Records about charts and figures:
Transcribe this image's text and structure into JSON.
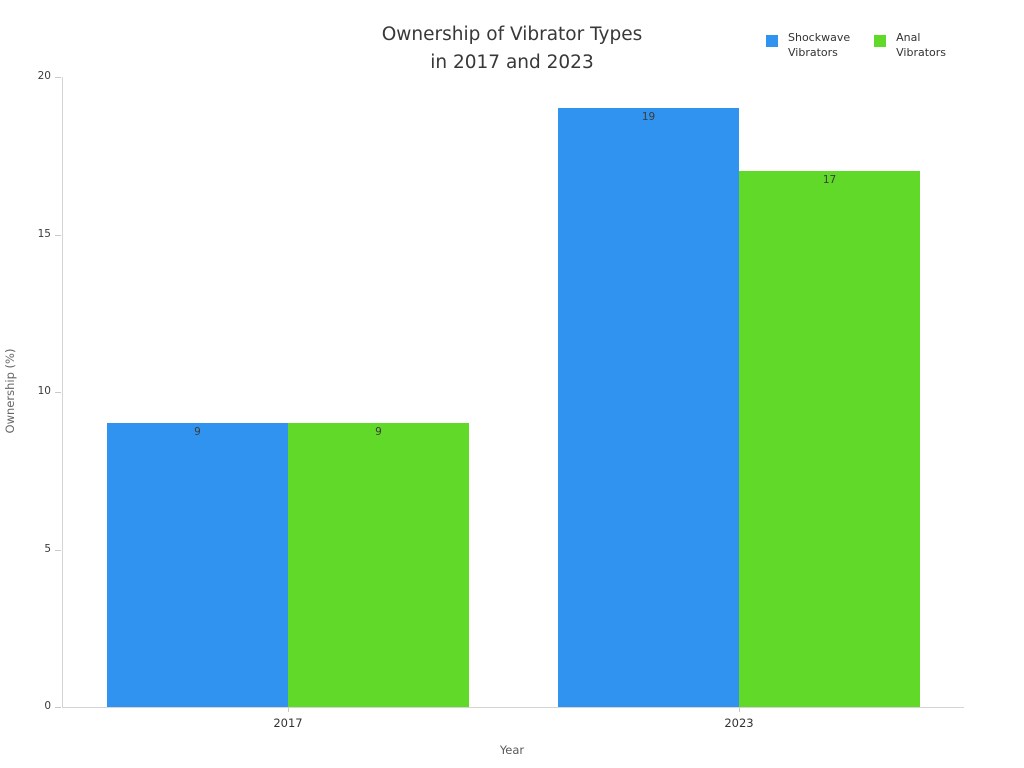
{
  "title": {
    "line1": "Ownership of Vibrator Types",
    "line2": "in 2017 and 2023"
  },
  "legend": [
    {
      "label_line1": "Shockwave",
      "label_line2": "Vibrators",
      "color": "#3093f0"
    },
    {
      "label_line1": "Anal",
      "label_line2": "Vibrators",
      "color": "#61d928"
    }
  ],
  "chart_data": {
    "type": "bar",
    "title": "Ownership of Vibrator Types in 2017 and 2023",
    "categories": [
      "2017",
      "2023"
    ],
    "series": [
      {
        "name": "Shockwave Vibrators",
        "color": "#3093f0",
        "values": [
          9,
          19
        ]
      },
      {
        "name": "Anal Vibrators",
        "color": "#61d928",
        "values": [
          9,
          17
        ]
      }
    ],
    "xlabel": "Year",
    "ylabel": "Ownership (%)",
    "ylim": [
      0,
      20
    ],
    "yticks": [
      0,
      5,
      10,
      15,
      20
    ],
    "grid": false,
    "legend_position": "top-right",
    "bar_labels": true
  }
}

### Exercise goal
Gather every line containing the word "Ownership" and copy it.

### Reply to the task
    "line1": "Ownership of Vibrator Types",
    "title": "Ownership of Vibrator Types in 2017 and 2023",
    "ylabel": "Ownership (%)",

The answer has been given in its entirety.